**TASK BRIEF**
Reproduce each line that includes the word "drei".

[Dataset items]
::::::::::

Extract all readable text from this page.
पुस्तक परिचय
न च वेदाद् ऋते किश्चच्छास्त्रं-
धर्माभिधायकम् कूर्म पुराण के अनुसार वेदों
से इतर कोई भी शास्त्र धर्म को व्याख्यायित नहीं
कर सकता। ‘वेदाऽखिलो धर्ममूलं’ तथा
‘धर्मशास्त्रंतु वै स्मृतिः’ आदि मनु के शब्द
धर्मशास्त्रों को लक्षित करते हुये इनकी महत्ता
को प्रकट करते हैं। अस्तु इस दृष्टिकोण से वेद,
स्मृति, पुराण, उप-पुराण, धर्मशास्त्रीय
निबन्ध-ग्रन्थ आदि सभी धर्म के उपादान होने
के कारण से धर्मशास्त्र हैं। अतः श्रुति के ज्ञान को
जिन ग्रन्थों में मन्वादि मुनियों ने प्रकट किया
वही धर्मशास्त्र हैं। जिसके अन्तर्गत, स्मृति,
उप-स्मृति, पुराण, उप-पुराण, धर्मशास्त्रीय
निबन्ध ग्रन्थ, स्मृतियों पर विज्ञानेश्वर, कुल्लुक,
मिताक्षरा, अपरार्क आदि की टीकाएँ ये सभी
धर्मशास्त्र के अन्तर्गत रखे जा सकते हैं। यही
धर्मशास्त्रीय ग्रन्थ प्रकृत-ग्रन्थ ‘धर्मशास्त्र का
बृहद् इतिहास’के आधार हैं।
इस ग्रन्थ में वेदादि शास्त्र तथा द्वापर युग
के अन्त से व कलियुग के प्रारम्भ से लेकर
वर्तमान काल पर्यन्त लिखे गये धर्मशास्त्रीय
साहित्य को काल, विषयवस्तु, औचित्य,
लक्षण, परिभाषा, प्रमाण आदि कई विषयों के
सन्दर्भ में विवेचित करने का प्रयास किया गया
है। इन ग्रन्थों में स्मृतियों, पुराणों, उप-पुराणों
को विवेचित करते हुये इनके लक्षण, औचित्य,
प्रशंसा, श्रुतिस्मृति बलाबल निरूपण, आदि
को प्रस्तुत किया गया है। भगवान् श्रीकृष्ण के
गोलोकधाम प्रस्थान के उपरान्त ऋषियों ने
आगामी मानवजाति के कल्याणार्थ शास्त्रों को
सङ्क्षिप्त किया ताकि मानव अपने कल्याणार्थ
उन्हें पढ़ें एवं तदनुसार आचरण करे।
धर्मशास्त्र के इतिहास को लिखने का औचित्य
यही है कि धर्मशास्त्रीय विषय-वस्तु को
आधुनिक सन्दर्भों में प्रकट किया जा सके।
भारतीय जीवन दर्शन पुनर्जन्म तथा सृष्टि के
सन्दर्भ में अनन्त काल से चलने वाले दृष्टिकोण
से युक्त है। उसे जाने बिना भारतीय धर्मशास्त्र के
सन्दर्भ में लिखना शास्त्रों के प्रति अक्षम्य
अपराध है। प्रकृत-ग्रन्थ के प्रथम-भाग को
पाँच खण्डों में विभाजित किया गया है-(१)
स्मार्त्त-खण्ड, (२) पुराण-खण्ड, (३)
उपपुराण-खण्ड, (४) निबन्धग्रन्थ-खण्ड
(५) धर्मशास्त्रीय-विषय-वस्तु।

::::::::::

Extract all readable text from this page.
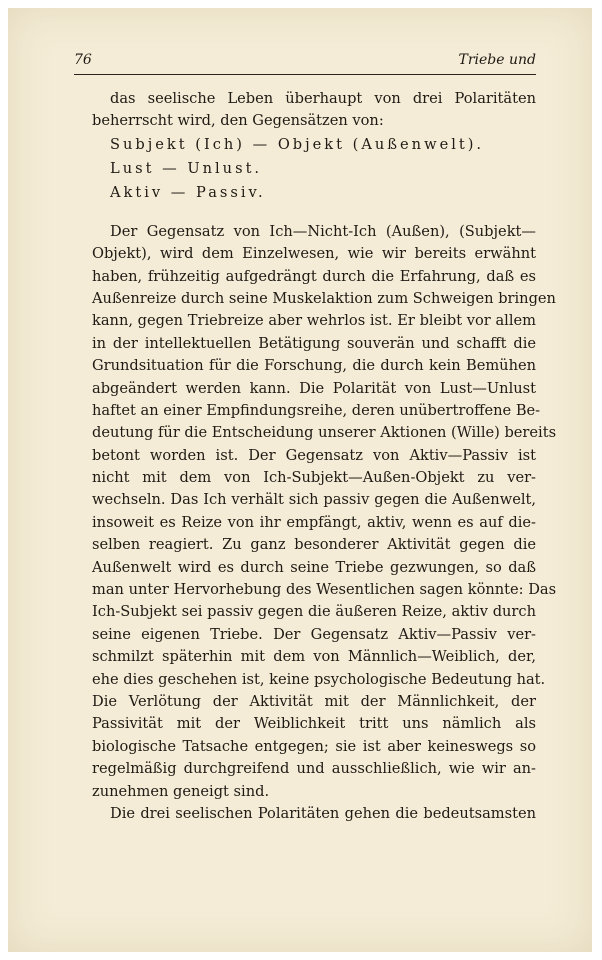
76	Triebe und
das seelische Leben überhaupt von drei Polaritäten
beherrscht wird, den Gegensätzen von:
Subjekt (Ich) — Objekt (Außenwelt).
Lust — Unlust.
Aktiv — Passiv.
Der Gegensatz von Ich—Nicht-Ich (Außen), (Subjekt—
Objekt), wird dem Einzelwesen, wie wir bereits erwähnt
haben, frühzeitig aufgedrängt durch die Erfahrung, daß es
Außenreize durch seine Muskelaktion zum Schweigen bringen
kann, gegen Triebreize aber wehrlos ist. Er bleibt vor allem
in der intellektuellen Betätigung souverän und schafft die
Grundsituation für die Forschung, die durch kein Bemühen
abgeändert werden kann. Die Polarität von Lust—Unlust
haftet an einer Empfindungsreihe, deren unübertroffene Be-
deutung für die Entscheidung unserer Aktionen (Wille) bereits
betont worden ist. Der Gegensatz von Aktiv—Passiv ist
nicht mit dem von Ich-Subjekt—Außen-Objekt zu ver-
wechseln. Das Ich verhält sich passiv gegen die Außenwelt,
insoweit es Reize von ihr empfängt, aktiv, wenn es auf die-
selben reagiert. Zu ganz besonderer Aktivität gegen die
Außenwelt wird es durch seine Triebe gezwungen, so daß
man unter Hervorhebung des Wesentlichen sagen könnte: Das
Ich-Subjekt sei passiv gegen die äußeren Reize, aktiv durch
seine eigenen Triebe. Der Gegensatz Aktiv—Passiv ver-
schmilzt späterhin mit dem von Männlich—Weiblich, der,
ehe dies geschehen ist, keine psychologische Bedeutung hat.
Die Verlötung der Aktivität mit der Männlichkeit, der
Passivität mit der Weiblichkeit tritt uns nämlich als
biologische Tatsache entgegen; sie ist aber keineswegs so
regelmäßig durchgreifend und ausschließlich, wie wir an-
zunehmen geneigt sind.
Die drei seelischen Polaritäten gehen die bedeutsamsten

::::::::::

**ANSWER BELOW**
das seelische Leben überhaupt von drei Polaritäten
Die drei seelischen Polaritäten gehen die bedeutsamsten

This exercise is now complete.